== Work instructions ==
Without including the pictures, copy out every line below.

Source records
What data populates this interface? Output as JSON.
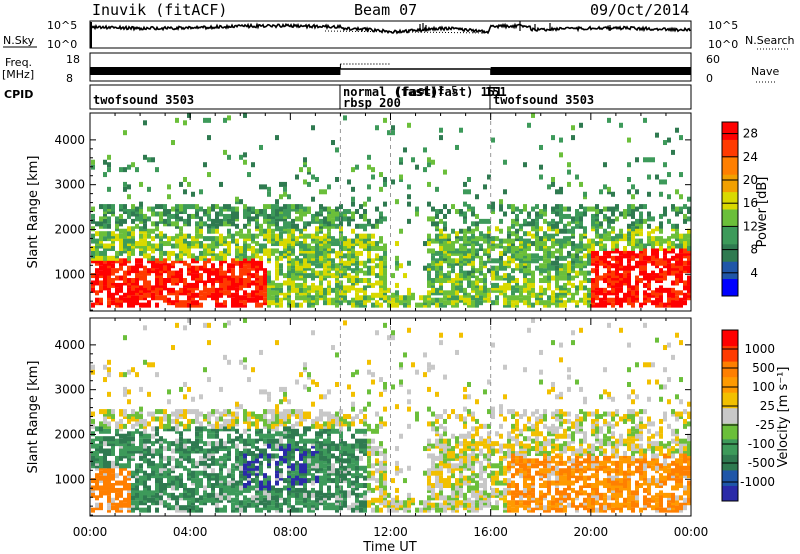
{
  "header": {
    "station": "Inuvik (fitACF)",
    "beam": "Beam 07",
    "date": "09/Oct/2014"
  },
  "side_labels": {
    "nsky": "N.Sky",
    "freq": "Freq.",
    "freq_unit": "[MHz]",
    "cpid": "CPID",
    "nsearch": "N.Search",
    "nave": "Nave"
  },
  "noise_panel": {
    "left_ticks": [
      "10^5",
      "10^0"
    ],
    "right_ticks": [
      "10^5",
      "10^0"
    ]
  },
  "freq_panel": {
    "left_ticks": [
      "18",
      "8"
    ],
    "right_ticks": [
      "60",
      "0"
    ]
  },
  "cpid_panel": {
    "segments": [
      {
        "start_hour": 0,
        "label": "twofsound 3503"
      },
      {
        "start_hour": 10,
        "label": "normal (fast)",
        "label2": "rbsp 200"
      },
      {
        "start_hour": 12,
        "label": "(fast)"
      },
      {
        "start_hour": 13,
        "label": "(fast) 151"
      },
      {
        "start_hour": 16,
        "label": "twofsound 3503"
      }
    ],
    "overlap_text": "al 1 5",
    "extra_text": "151"
  },
  "x_axis": {
    "label": "Time UT",
    "ticks": [
      "00:00",
      "04:00",
      "08:00",
      "12:00",
      "16:00",
      "20:00",
      "00:00"
    ],
    "tick_hours": [
      0,
      4,
      8,
      12,
      16,
      20,
      24
    ],
    "dashed_hours": [
      10,
      12,
      16
    ]
  },
  "chart_data": [
    {
      "type": "heatmap",
      "quantity": "Power",
      "ylabel": "Slant Range [km]",
      "y_ticks": [
        1000,
        2000,
        3000,
        4000
      ],
      "ylim": [
        180,
        4600
      ],
      "xlim_hours": [
        0,
        24
      ],
      "colorbar": {
        "label": "Power [dB]",
        "ticks": [
          "28",
          "24",
          "20",
          "16",
          "12",
          "8",
          "4"
        ],
        "tick_values": [
          28,
          24,
          20,
          16,
          12,
          8,
          4
        ],
        "range": [
          0,
          30
        ],
        "colors": [
          "#0000ff",
          "#1f56a8",
          "#2f7a50",
          "#3d9a5a",
          "#6bbf3a",
          "#d9d900",
          "#f2a000",
          "#ff7f00",
          "#ff3a00",
          "#ff0000"
        ]
      }
    },
    {
      "type": "heatmap",
      "quantity": "Velocity",
      "ylabel": "Slant Range [km]",
      "y_ticks": [
        1000,
        2000,
        3000,
        4000
      ],
      "ylim": [
        180,
        4600
      ],
      "xlim_hours": [
        0,
        24
      ],
      "colorbar": {
        "label": "Velocity [m s⁻¹]",
        "ticks": [
          "1000",
          "500",
          "100",
          "25",
          "-25",
          "-100",
          "-500",
          "-1000"
        ],
        "colors": [
          "#2a2aa8",
          "#1f56a8",
          "#2f7a50",
          "#3d9a5a",
          "#6bbf3a",
          "#c8c8c8",
          "#f2c000",
          "#ff9a00",
          "#ff7f00",
          "#ff3a00",
          "#ff0000"
        ]
      }
    }
  ]
}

== Exercise result ==
What data populates this interface? Output as JSON.
{
  "header": {
    "station": "Inuvik (fitACF)",
    "beam": "Beam 07",
    "date": "09/Oct/2014"
  },
  "side_labels": {
    "nsky": "N.Sky",
    "freq": "Freq.",
    "freq_unit": "[MHz]",
    "cpid": "CPID",
    "nsearch": "N.Search",
    "nave": "Nave"
  },
  "noise_panel": {
    "left_ticks": [
      "10^5",
      "10^0"
    ],
    "right_ticks": [
      "10^5",
      "10^0"
    ]
  },
  "freq_panel": {
    "left_ticks": [
      "18",
      "8"
    ],
    "right_ticks": [
      "60",
      "0"
    ]
  },
  "cpid_panel": {
    "segments": [
      {
        "start_hour": 0,
        "label": "twofsound 3503"
      },
      {
        "start_hour": 10,
        "label": "normal (fast)",
        "label2": "rbsp 200"
      },
      {
        "start_hour": 12,
        "label": "(fast)"
      },
      {
        "start_hour": 13,
        "label": "(fast) 151"
      },
      {
        "start_hour": 16,
        "label": "twofsound 3503"
      }
    ],
    "overlap_text": "al 1 5",
    "extra_text": "151"
  },
  "x_axis": {
    "label": "Time UT",
    "ticks": [
      "00:00",
      "04:00",
      "08:00",
      "12:00",
      "16:00",
      "20:00",
      "00:00"
    ],
    "tick_hours": [
      0,
      4,
      8,
      12,
      16,
      20,
      24
    ],
    "dashed_hours": [
      10,
      12,
      16
    ]
  },
  "chart_data": [
    {
      "type": "heatmap",
      "quantity": "Power",
      "ylabel": "Slant Range [km]",
      "y_ticks": [
        1000,
        2000,
        3000,
        4000
      ],
      "ylim": [
        180,
        4600
      ],
      "xlim_hours": [
        0,
        24
      ],
      "colorbar": {
        "label": "Power [dB]",
        "ticks": [
          "28",
          "24",
          "20",
          "16",
          "12",
          "8",
          "4"
        ],
        "tick_values": [
          28,
          24,
          20,
          16,
          12,
          8,
          4
        ],
        "range": [
          0,
          30
        ],
        "colors": [
          "#0000ff",
          "#1f56a8",
          "#2f7a50",
          "#3d9a5a",
          "#6bbf3a",
          "#d9d900",
          "#f2a000",
          "#ff7f00",
          "#ff3a00",
          "#ff0000"
        ]
      }
    },
    {
      "type": "heatmap",
      "quantity": "Velocity",
      "ylabel": "Slant Range [km]",
      "y_ticks": [
        1000,
        2000,
        3000,
        4000
      ],
      "ylim": [
        180,
        4600
      ],
      "xlim_hours": [
        0,
        24
      ],
      "colorbar": {
        "label": "Velocity [m s⁻¹]",
        "ticks": [
          "1000",
          "500",
          "100",
          "25",
          "-25",
          "-100",
          "-500",
          "-1000"
        ],
        "colors": [
          "#2a2aa8",
          "#1f56a8",
          "#2f7a50",
          "#3d9a5a",
          "#6bbf3a",
          "#c8c8c8",
          "#f2c000",
          "#ff9a00",
          "#ff7f00",
          "#ff3a00",
          "#ff0000"
        ]
      }
    }
  ]
}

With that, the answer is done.